Task to complete
Resume the project write-up on the PromptIQ prompt engineering workspace, continuing from the sentence that ends its section on prompt versioning.

(Text for analysis Opens)

From scattered prompts to a repeatable AI workflow

A full-stack prompt engineering workspace for organizing, testing, and refining AI prompts with structured evaluation.

Role
Solo full-stack developer
Timeline
12 weeks
Stack
Next.js · TypeScript · React

Prompts don't scale when they live in chat history

Large language models are powerful, but their output quality depends heavily on prompt design. For developers and power users building AI-assisted workflows, prompts often end up scattered across chat threads, notes apps, and one-off documents — with no versioning, no structured testing, and no way to compare what changed between iterations.

The result is wasted time: re-prompting from scratch, inconsistent outputs, and no repeatable process for improving prompt quality. PromptIQ was built to solve that operational gap — treating prompts as engineered artifacts, not disposable messages.

Why I built this

PromptIQ started as a capstone-style project during my software engineering coursework at Arizona State University, building on the full-stack foundation I developed through the Microsoft Software and Systems Academy (MSSA).

I wanted a project that demonstrated modern AI integration patterns while still showing classic software engineering discipline: typed data models, server-side security, clear UX, and maintainable architecture. Prompt engineering was the domain — but the engineering showcase is in how the system is structured.

Goals

  • Give users a structured library to store, version, and categorize prompts
  • Enable side-by-side prompt testing against LLM responses
  • Keep all API keys and provider calls strictly server-side
  • Design a UI that makes iteration fast — edit, test, compare, save
  • Ship a deployable MVP that demonstrates production-minded patterns
  • Document architecture decisions clearly enough for team handoff

Technical challenges

Non-deterministic LLM outputs

LLM responses vary between runs, making traditional unit testing insufficient. I needed an evaluation flow focused on structure, latency, and token usage — not exact string matching.

Secure API key handling

Provider credentials must never reach the client bundle. All LLM calls route through server-side handlers with environment-based configuration and input validation.

Prompt versioning without complexity

Users need to iterate on prompts without losing prior versions. I designed a version chain model that keeps history accessible without a full document-management system.

(Text for analysis Closes)
(Recorded information Opens)

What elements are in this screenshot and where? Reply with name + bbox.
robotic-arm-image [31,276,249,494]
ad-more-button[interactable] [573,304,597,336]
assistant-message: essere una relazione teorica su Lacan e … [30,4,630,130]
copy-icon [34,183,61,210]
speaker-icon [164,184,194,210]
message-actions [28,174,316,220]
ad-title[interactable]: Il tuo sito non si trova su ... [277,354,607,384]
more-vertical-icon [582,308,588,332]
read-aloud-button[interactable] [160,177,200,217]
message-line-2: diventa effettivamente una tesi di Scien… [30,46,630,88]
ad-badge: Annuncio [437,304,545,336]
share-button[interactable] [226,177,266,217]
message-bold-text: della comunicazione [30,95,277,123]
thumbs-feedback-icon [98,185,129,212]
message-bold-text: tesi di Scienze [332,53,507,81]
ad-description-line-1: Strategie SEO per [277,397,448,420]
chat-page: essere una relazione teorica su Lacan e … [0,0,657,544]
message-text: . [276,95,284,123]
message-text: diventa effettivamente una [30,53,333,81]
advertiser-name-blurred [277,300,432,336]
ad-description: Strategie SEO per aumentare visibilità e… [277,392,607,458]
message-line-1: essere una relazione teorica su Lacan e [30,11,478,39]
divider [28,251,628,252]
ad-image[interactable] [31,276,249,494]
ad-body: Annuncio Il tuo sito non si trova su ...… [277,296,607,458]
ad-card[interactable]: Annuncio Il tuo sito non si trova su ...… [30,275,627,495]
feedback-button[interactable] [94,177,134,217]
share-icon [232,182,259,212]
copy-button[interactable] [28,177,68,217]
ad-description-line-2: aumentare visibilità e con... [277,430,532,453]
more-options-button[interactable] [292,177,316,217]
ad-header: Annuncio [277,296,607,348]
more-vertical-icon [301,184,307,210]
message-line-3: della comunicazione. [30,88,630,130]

(Recorded information Closes)

Result
Responsive UX for iteration loops

The core workflow — edit, run, compare, save — must feel fast on desktop and usable on tablet. Layout and loading states were designed around this loop.

A prompt workspace built for iteration

PromptIQ is a full-stack web application that centralizes prompt management and testing. Users create prompts in a structured library, run them against configured LLM providers, and compare outputs across versions — turning ad-hoc experimentation into a repeatable workflow.

The application separates concerns cleanly: the client handles editing and display, the server handles validation and provider communication, and the database persists prompts, versions, and run history.

Key features

  • Structured prompt library with categories and search
  • Version history with diff-friendly iteration tracking
  • One-click test runs against configured LLM providers
  • Side-by-side output comparison across prompt versions
  • Server-side API integration with typed request/response contracts
  • Responsive UI optimized for the edit → test → refine loop

System architecture

A Next.js full-stack application with server-side LLM orchestration, a PostgreSQL persistence layer, and a component-driven React frontend.

Data flow

  1. 1User edits prompt in the client editor
  2. 2Server Action validates input with Zod
  3. 3Application layer calls LLM provider with server-side API key
  4. 4Response metadata (latency, tokens) stored with run record
  5. 5Updated prompt version persisted to PostgreSQL
  6. 6Client renders comparison view with version history

How it was built

  • Defined user workflow: library → edit → test → compare → save
  • Designed database schema for prompts, versions, and run history
  • Built server-side LLM integration with validation and error handling
  • Implemented core UI: library view, editor, test panel, comparison view
  • Added versioning, search, and iteration tracking
  • Hardened security: env-only secrets, input sanitization, rate awareness
  • Deployed to Vercel with environment configuration and smoke testing

Development timeline

  1. Discovery & Schema

    Weeks 1–2

    Mapped user workflow, designed PostgreSQL schema, defined API contracts

    • Entity-relationship model
    • Zod validation schemas
    • Workflow wireframes
  2. Core Backend

    Weeks 3–5

    Built server-side LLM integration, prompt CRUD, and version chain logic

    • Server Actions for prompt operations
    • Secure provider integration
    • Run history storage
  3. Frontend MVP

    Weeks 6–8

    Implemented library, editor, test panel, and comparison views

    • Responsive UI
    • Edit-test-save loop
    • Version comparison view
  4. Hardening & Deploy

    Weeks 9–12

    Error handling, input validation, deployment, documentation, and polish

    • Vercel deployment
    • Environment configuration
    • README and architecture docs

Key technical decisions

Server Actions over client-side API calls

Decision
Route all LLM requests through Next.js Server Actions
Rationale
Keeps provider API keys off the client entirely and leverages built-in CSRF protections. Validation runs once on the server before any external call.
Tradeoff
Slightly more complex debugging than a standalone API, but significantly better security posture for a portfolio MVP.

PostgreSQL for prompt persistence

Decision
Use a relational database instead of file-based or browser storage
Rationale
Prompts, versions, and run history have relational structure. PostgreSQL supports querying, indexing, and future multi-user expansion without a rewrite.
Tradeoff
Adds deployment complexity vs. local storage, but demonstrates real full-stack data modeling.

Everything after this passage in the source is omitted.